## WHAT TO WORK ON
Return all of the data exactly as given.

## INFORMATION GIVEN
==========

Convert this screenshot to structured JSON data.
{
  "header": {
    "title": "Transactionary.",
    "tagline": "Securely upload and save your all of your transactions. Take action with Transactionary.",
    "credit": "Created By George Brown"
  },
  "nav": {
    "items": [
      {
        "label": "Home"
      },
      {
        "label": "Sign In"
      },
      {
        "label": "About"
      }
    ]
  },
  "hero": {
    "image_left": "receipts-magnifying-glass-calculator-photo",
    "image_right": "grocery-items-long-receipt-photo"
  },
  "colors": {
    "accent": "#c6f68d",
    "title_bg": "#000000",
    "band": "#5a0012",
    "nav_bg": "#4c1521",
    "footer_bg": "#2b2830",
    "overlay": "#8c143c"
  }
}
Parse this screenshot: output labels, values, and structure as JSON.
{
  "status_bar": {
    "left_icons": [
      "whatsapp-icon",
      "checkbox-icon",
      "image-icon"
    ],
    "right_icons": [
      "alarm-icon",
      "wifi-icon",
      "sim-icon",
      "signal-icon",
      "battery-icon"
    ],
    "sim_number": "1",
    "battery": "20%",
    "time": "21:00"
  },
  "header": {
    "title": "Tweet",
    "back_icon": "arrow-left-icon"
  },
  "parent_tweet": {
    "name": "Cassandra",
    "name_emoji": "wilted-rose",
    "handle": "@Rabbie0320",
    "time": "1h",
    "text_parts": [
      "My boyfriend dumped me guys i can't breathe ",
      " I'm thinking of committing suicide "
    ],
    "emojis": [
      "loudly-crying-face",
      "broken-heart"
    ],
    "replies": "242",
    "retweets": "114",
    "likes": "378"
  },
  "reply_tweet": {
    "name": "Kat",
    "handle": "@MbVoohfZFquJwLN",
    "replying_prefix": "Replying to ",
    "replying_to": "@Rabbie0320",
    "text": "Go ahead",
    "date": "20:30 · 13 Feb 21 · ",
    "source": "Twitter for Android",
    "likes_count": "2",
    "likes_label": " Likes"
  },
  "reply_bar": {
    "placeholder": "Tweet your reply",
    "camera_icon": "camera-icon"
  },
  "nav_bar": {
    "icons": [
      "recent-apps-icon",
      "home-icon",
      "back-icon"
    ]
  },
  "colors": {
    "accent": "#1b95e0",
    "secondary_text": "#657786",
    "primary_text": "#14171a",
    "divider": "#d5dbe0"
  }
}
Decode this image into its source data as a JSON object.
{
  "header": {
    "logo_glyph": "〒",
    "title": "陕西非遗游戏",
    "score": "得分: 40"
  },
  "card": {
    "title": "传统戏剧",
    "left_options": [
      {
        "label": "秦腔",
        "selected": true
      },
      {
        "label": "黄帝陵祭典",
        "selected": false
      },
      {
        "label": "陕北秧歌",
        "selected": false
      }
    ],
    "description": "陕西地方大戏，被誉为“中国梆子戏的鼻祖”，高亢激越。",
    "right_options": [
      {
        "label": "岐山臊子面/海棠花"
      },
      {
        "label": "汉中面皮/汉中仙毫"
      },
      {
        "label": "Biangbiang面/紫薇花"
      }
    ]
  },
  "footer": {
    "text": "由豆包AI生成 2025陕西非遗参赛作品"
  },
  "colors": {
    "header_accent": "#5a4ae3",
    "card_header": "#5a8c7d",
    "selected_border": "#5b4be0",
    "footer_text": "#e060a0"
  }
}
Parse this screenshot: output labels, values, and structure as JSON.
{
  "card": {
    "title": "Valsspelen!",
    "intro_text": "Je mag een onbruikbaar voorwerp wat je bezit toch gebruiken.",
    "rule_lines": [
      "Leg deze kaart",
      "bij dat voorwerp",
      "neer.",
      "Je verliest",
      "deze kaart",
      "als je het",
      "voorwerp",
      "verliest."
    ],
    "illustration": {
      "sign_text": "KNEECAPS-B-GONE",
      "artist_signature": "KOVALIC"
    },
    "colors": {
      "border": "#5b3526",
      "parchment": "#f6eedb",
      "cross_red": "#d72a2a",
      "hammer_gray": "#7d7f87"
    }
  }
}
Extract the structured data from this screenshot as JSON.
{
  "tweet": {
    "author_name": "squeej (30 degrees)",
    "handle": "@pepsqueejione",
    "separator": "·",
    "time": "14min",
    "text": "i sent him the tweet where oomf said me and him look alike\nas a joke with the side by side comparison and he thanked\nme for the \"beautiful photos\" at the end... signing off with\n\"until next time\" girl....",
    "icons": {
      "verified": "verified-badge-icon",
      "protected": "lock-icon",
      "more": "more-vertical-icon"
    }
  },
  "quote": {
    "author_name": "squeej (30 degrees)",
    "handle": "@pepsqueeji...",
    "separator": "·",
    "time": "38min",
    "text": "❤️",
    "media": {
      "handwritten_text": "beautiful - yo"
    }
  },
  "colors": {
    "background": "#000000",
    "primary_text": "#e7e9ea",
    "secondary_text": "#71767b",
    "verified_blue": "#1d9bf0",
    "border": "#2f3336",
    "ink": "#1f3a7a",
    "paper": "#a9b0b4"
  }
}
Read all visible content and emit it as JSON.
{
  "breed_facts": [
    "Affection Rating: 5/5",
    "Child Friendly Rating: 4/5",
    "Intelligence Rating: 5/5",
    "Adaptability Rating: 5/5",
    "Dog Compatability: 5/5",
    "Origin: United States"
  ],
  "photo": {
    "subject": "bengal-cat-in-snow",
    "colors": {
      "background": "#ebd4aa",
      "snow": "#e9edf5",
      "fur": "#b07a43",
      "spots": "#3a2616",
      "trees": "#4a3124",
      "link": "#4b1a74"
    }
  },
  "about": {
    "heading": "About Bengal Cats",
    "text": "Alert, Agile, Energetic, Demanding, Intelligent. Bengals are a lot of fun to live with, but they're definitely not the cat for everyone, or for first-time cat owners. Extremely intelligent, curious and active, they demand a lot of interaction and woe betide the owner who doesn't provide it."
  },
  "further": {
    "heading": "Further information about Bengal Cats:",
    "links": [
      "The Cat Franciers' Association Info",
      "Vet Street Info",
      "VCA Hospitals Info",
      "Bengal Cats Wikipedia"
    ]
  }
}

==========

## OUTPUT OF THE EXERCISE
Convert this screenshot to structured JSON data.
{
  "header": {
    "title": "Transactionary.",
    "tagline": "Securely upload and save your all of your transactions. Take action with Transactionary.",
    "credit": "Created By George Brown"
  },
  "nav": {
    "items": [
      {
        "label": "Home"
      },
      {
        "label": "Sign In"
      },
      {
        "label": "About"
      }
    ]
  },
  "hero": {
    "image_left": "receipts-magnifying-glass-calculator-photo",
    "image_right": "grocery-items-long-receipt-photo"
  },
  "colors": {
    "accent": "#c6f68d",
    "title_bg": "#000000",
    "band": "#5a0012",
    "nav_bg": "#4c1521",
    "footer_bg": "#2b2830",
    "overlay": "#8c143c"
  }
}
Parse this screenshot: output labels, values, and structure as JSON.
{
  "status_bar": {
    "left_icons": [
      "whatsapp-icon",
      "checkbox-icon",
      "image-icon"
    ],
    "right_icons": [
      "alarm-icon",
      "wifi-icon",
      "sim-icon",
      "signal-icon",
      "battery-icon"
    ],
    "sim_number": "1",
    "battery": "20%",
    "time": "21:00"
  },
  "header": {
    "title": "Tweet",
    "back_icon": "arrow-left-icon"
  },
  "parent_tweet": {
    "name": "Cassandra",
    "name_emoji": "wilted-rose",
    "handle": "@Rabbie0320",
    "time": "1h",
    "text_parts": [
      "My boyfriend dumped me guys i can't breathe ",
      " I'm thinking of committing suicide "
    ],
    "emojis": [
      "loudly-crying-face",
      "broken-heart"
    ],
    "replies": "242",
    "retweets": "114",
    "likes": "378"
  },
  "reply_tweet": {
    "name": "Kat",
    "handle": "@MbVoohfZFquJwLN",
    "replying_prefix": "Replying to ",
    "replying_to": "@Rabbie0320",
    "text": "Go ahead",
    "date": "20:30 · 13 Feb 21 · ",
    "source": "Twitter for Android",
    "likes_count": "2",
    "likes_label": " Likes"
  },
  "reply_bar": {
    "placeholder": "Tweet your reply",
    "camera_icon": "camera-icon"
  },
  "nav_bar": {
    "icons": [
      "recent-apps-icon",
      "home-icon",
      "back-icon"
    ]
  },
  "colors": {
    "accent": "#1b95e0",
    "secondary_text": "#657786",
    "primary_text": "#14171a",
    "divider": "#d5dbe0"
  }
}
Decode this image into its source data as a JSON object.
{
  "header": {
    "logo_glyph": "〒",
    "title": "陕西非遗游戏",
    "score": "得分: 40"
  },
  "card": {
    "title": "传统戏剧",
    "left_options": [
      {
        "label": "秦腔",
        "selected": true
      },
      {
        "label": "黄帝陵祭典",
        "selected": false
      },
      {
        "label": "陕北秧歌",
        "selected": false
      }
    ],
    "description": "陕西地方大戏，被誉为“中国梆子戏的鼻祖”，高亢激越。",
    "right_options": [
      {
        "label": "岐山臊子面/海棠花"
      },
      {
        "label": "汉中面皮/汉中仙毫"
      },
      {
        "label": "Biangbiang面/紫薇花"
      }
    ]
  },
  "footer": {
    "text": "由豆包AI生成 2025陕西非遗参赛作品"
  },
  "colors": {
    "header_accent": "#5a4ae3",
    "card_header": "#5a8c7d",
    "selected_border": "#5b4be0",
    "footer_text": "#e060a0"
  }
}
Parse this screenshot: output labels, values, and structure as JSON.
{
  "card": {
    "title": "Valsspelen!",
    "intro_text": "Je mag een onbruikbaar voorwerp wat je bezit toch gebruiken.",
    "rule_lines": [
      "Leg deze kaart",
      "bij dat voorwerp",
      "neer.",
      "Je verliest",
      "deze kaart",
      "als je het",
      "voorwerp",
      "verliest."
    ],
    "illustration": {
      "sign_text": "KNEECAPS-B-GONE",
      "artist_signature": "KOVALIC"
    },
    "colors": {
      "border": "#5b3526",
      "parchment": "#f6eedb",
      "cross_red": "#d72a2a",
      "hammer_gray": "#7d7f87"
    }
  }
}
Extract the structured data from this screenshot as JSON.
{
  "tweet": {
    "author_name": "squeej (30 degrees)",
    "handle": "@pepsqueejione",
    "separator": "·",
    "time": "14min",
    "text": "i sent him the tweet where oomf said me and him look alike\nas a joke with the side by side comparison and he thanked\nme for the \"beautiful photos\" at the end... signing off with\n\"until next time\" girl....",
    "icons": {
      "verified": "verified-badge-icon",
      "protected": "lock-icon",
      "more": "more-vertical-icon"
    }
  },
  "quote": {
    "author_name": "squeej (30 degrees)",
    "handle": "@pepsqueeji...",
    "separator": "·",
    "time": "38min",
    "text": "❤️",
    "media": {
      "handwritten_text": "beautiful - yo"
    }
  },
  "colors": {
    "background": "#000000",
    "primary_text": "#e7e9ea",
    "secondary_text": "#71767b",
    "verified_blue": "#1d9bf0",
    "border": "#2f3336",
    "ink": "#1f3a7a",
    "paper": "#a9b0b4"
  }
}
Read all visible content and emit it as JSON.
{
  "breed_facts": [
    "Affection Rating: 5/5",
    "Child Friendly Rating: 4/5",
    "Intelligence Rating: 5/5",
    "Adaptability Rating: 5/5",
    "Dog Compatability: 5/5",
    "Origin: United States"
  ],
  "photo": {
    "subject": "bengal-cat-in-snow",
    "colors": {
      "background": "#ebd4aa",
      "snow": "#e9edf5",
      "fur": "#b07a43",
      "spots": "#3a2616",
      "trees": "#4a3124",
      "link": "#4b1a74"
    }
  },
  "about": {
    "heading": "About Bengal Cats",
    "text": "Alert, Agile, Energetic, Demanding, Intelligent. Bengals are a lot of fun to live with, but they're definitely not the cat for everyone, or for first-time cat owners. Extremely intelligent, curious and active, they demand a lot of interaction and woe betide the owner who doesn't provide it."
  },
  "further": {
    "heading": "Further information about Bengal Cats:",
    "links": [
      "The Cat Franciers' Association Info",
      "Vet Street Info",
      "VCA Hospitals Info",
      "Bengal Cats Wikipedia"
    ]
  }
}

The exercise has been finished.